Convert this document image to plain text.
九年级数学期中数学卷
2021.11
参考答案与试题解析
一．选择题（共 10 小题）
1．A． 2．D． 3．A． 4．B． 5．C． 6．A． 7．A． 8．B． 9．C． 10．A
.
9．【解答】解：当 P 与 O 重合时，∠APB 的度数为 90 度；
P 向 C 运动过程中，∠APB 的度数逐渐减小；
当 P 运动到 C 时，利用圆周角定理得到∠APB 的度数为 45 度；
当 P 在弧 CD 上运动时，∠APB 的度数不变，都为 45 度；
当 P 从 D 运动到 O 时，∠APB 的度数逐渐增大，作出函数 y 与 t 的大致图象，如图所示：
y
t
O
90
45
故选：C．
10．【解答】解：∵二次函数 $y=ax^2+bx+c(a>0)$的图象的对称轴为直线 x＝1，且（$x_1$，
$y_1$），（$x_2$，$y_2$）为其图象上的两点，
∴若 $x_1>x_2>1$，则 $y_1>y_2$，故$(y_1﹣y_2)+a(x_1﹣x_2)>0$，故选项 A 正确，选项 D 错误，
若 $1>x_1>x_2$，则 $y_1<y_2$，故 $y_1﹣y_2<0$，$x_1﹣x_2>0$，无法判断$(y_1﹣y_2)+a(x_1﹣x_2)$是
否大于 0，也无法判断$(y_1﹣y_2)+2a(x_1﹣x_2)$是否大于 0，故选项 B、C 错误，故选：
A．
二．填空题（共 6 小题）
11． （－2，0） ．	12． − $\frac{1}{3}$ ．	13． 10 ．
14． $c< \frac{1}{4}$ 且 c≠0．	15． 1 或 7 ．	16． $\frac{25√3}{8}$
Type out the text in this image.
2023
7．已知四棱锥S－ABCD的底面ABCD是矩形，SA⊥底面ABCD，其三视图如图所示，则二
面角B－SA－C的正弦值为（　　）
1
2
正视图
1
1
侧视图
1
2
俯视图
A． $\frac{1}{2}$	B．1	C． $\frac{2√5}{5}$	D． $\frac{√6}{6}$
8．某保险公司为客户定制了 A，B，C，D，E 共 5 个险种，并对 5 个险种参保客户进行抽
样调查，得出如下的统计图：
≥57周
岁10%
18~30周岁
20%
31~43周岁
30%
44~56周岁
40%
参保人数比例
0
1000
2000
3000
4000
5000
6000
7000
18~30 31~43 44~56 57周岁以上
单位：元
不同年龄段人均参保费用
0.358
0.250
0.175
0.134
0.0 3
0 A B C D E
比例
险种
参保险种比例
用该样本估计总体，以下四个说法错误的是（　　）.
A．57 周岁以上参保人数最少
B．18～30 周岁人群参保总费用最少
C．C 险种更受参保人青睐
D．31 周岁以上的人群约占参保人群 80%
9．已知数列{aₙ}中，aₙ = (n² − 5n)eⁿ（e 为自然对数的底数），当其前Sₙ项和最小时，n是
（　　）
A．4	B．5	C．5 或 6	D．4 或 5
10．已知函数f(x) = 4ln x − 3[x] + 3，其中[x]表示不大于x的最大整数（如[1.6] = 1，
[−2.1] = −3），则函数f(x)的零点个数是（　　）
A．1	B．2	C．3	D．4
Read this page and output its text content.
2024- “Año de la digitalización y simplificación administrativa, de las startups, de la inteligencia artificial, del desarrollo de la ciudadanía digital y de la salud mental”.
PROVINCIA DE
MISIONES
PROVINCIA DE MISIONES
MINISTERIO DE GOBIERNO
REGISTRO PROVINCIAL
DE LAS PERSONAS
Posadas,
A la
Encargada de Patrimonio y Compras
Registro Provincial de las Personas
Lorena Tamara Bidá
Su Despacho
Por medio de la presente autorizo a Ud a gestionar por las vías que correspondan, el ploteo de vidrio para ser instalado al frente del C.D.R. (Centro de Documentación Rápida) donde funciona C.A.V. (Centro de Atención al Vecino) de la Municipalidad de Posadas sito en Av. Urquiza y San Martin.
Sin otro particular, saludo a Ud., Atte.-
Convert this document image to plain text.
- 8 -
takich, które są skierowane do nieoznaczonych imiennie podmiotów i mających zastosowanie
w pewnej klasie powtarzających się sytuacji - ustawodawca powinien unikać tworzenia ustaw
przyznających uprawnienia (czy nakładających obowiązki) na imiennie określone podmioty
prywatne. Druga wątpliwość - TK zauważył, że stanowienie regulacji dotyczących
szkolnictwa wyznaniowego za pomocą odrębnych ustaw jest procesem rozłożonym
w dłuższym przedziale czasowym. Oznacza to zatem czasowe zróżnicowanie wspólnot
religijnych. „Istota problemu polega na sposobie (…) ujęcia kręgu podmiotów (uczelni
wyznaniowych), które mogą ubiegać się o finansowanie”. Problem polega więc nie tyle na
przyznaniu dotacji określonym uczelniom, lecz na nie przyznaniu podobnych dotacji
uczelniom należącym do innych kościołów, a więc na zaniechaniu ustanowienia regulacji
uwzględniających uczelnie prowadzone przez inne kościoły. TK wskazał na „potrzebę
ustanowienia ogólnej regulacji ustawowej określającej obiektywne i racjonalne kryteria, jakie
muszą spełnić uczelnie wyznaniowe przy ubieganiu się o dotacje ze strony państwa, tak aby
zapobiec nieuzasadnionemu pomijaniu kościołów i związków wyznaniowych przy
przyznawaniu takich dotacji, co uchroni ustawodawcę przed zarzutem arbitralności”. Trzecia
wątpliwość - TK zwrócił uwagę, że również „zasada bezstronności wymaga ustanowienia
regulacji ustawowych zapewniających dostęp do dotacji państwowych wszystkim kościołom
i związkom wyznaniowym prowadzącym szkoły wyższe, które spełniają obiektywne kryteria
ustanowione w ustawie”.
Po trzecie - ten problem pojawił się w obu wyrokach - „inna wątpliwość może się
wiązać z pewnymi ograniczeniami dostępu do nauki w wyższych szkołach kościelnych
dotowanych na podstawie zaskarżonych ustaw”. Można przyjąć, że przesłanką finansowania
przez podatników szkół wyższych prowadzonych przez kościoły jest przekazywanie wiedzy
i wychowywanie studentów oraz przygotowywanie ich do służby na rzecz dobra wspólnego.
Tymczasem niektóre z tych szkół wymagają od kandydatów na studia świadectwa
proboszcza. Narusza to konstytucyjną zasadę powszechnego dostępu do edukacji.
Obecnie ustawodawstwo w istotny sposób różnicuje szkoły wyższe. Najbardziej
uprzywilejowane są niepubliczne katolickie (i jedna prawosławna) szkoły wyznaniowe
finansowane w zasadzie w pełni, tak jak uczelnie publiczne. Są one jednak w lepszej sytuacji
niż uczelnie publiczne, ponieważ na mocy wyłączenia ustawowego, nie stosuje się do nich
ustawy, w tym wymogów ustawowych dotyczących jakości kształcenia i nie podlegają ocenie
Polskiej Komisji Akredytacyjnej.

◆ Task goal ◆
Please restate the whole listing word for word.

◆ Exercise solution ◆
Convert this document image to plain text.
九年级数学期中数学卷
2021.11
参考答案与试题解析
一．选择题（共 10 小题）
1．A． 2．D． 3．A． 4．B． 5．C． 6．A． 7．A． 8．B． 9．C． 10．A
.
9．【解答】解：当 P 与 O 重合时，∠APB 的度数为 90 度；
P 向 C 运动过程中，∠APB 的度数逐渐减小；
当 P 运动到 C 时，利用圆周角定理得到∠APB 的度数为 45 度；
当 P 在弧 CD 上运动时，∠APB 的度数不变，都为 45 度；
当 P 从 D 运动到 O 时，∠APB 的度数逐渐增大，作出函数 y 与 t 的大致图象，如图所示：
y
t
O
90
45
故选：C．
10．【解答】解：∵二次函数 $y=ax^2+bx+c(a>0)$的图象的对称轴为直线 x＝1，且（$x_1$，
$y_1$），（$x_2$，$y_2$）为其图象上的两点，
∴若 $x_1>x_2>1$，则 $y_1>y_2$，故$(y_1﹣y_2)+a(x_1﹣x_2)>0$，故选项 A 正确，选项 D 错误，
若 $1>x_1>x_2$，则 $y_1<y_2$，故 $y_1﹣y_2<0$，$x_1﹣x_2>0$，无法判断$(y_1﹣y_2)+a(x_1﹣x_2)$是
否大于 0，也无法判断$(y_1﹣y_2)+2a(x_1﹣x_2)$是否大于 0，故选项 B、C 错误，故选：
A．
二．填空题（共 6 小题）
11． （－2，0） ．	12． − $\frac{1}{3}$ ．	13． 10 ．
14． $c< \frac{1}{4}$ 且 c≠0．	15． 1 或 7 ．	16． $\frac{25√3}{8}$
Type out the text in this image.
2023
7．已知四棱锥S－ABCD的底面ABCD是矩形，SA⊥底面ABCD，其三视图如图所示，则二
面角B－SA－C的正弦值为（　　）
1
2
正视图
1
1
侧视图
1
2
俯视图
A． $\frac{1}{2}$	B．1	C． $\frac{2√5}{5}$	D． $\frac{√6}{6}$
8．某保险公司为客户定制了 A，B，C，D，E 共 5 个险种，并对 5 个险种参保客户进行抽
样调查，得出如下的统计图：
≥57周
岁10%
18~30周岁
20%
31~43周岁
30%
44~56周岁
40%
参保人数比例
0
1000
2000
3000
4000
5000
6000
7000
18~30 31~43 44~56 57周岁以上
单位：元
不同年龄段人均参保费用
0.358
0.250
0.175
0.134
0.0 3
0 A B C D E
比例
险种
参保险种比例
用该样本估计总体，以下四个说法错误的是（　　）.
A．57 周岁以上参保人数最少
B．18～30 周岁人群参保总费用最少
C．C 险种更受参保人青睐
D．31 周岁以上的人群约占参保人群 80%
9．已知数列{aₙ}中，aₙ = (n² − 5n)eⁿ（e 为自然对数的底数），当其前Sₙ项和最小时，n是
（　　）
A．4	B．5	C．5 或 6	D．4 或 5
10．已知函数f(x) = 4ln x − 3[x] + 3，其中[x]表示不大于x的最大整数（如[1.6] = 1，
[−2.1] = −3），则函数f(x)的零点个数是（　　）
A．1	B．2	C．3	D．4
Read this page and output its text content.
2024- “Año de la digitalización y simplificación administrativa, de las startups, de la inteligencia artificial, del desarrollo de la ciudadanía digital y de la salud mental”.
PROVINCIA DE
MISIONES
PROVINCIA DE MISIONES
MINISTERIO DE GOBIERNO
REGISTRO PROVINCIAL
DE LAS PERSONAS
Posadas,
A la
Encargada de Patrimonio y Compras
Registro Provincial de las Personas
Lorena Tamara Bidá
Su Despacho
Por medio de la presente autorizo a Ud a gestionar por las vías que correspondan, el ploteo de vidrio para ser instalado al frente del C.D.R. (Centro de Documentación Rápida) donde funciona C.A.V. (Centro de Atención al Vecino) de la Municipalidad de Posadas sito en Av. Urquiza y San Martin.
Sin otro particular, saludo a Ud., Atte.-
Convert this document image to plain text.
- 8 -
takich, które są skierowane do nieoznaczonych imiennie podmiotów i mających zastosowanie
w pewnej klasie powtarzających się sytuacji - ustawodawca powinien unikać tworzenia ustaw
przyznających uprawnienia (czy nakładających obowiązki) na imiennie określone podmioty
prywatne. Druga wątpliwość - TK zauważył, że stanowienie regulacji dotyczących
szkolnictwa wyznaniowego za pomocą odrębnych ustaw jest procesem rozłożonym
w dłuższym przedziale czasowym. Oznacza to zatem czasowe zróżnicowanie wspólnot
religijnych. „Istota problemu polega na sposobie (…) ujęcia kręgu podmiotów (uczelni
wyznaniowych), które mogą ubiegać się o finansowanie”. Problem polega więc nie tyle na
przyznaniu dotacji określonym uczelniom, lecz na nie przyznaniu podobnych dotacji
uczelniom należącym do innych kościołów, a więc na zaniechaniu ustanowienia regulacji
uwzględniających uczelnie prowadzone przez inne kościoły. TK wskazał na „potrzebę
ustanowienia ogólnej regulacji ustawowej określającej obiektywne i racjonalne kryteria, jakie
muszą spełnić uczelnie wyznaniowe przy ubieganiu się o dotacje ze strony państwa, tak aby
zapobiec nieuzasadnionemu pomijaniu kościołów i związków wyznaniowych przy
przyznawaniu takich dotacji, co uchroni ustawodawcę przed zarzutem arbitralności”. Trzecia
wątpliwość - TK zwrócił uwagę, że również „zasada bezstronności wymaga ustanowienia
regulacji ustawowych zapewniających dostęp do dotacji państwowych wszystkim kościołom
i związkom wyznaniowym prowadzącym szkoły wyższe, które spełniają obiektywne kryteria
ustanowione w ustawie”.
Po trzecie - ten problem pojawił się w obu wyrokach - „inna wątpliwość może się
wiązać z pewnymi ograniczeniami dostępu do nauki w wyższych szkołach kościelnych
dotowanych na podstawie zaskarżonych ustaw”. Można przyjąć, że przesłanką finansowania
przez podatników szkół wyższych prowadzonych przez kościoły jest przekazywanie wiedzy
i wychowywanie studentów oraz przygotowywanie ich do służby na rzecz dobra wspólnego.
Tymczasem niektóre z tych szkół wymagają od kandydatów na studia świadectwa
proboszcza. Narusza to konstytucyjną zasadę powszechnego dostępu do edukacji.
Obecnie ustawodawstwo w istotny sposób różnicuje szkoły wyższe. Najbardziej
uprzywilejowane są niepubliczne katolickie (i jedna prawosławna) szkoły wyznaniowe
finansowane w zasadzie w pełni, tak jak uczelnie publiczne. Są one jednak w lepszej sytuacji
niż uczelnie publiczne, ponieważ na mocy wyłączenia ustawowego, nie stosuje się do nich
ustawy, w tym wymogów ustawowych dotyczących jakości kształcenia i nie podlegają ocenie
Polskiej Komisji Akredytacyjnej.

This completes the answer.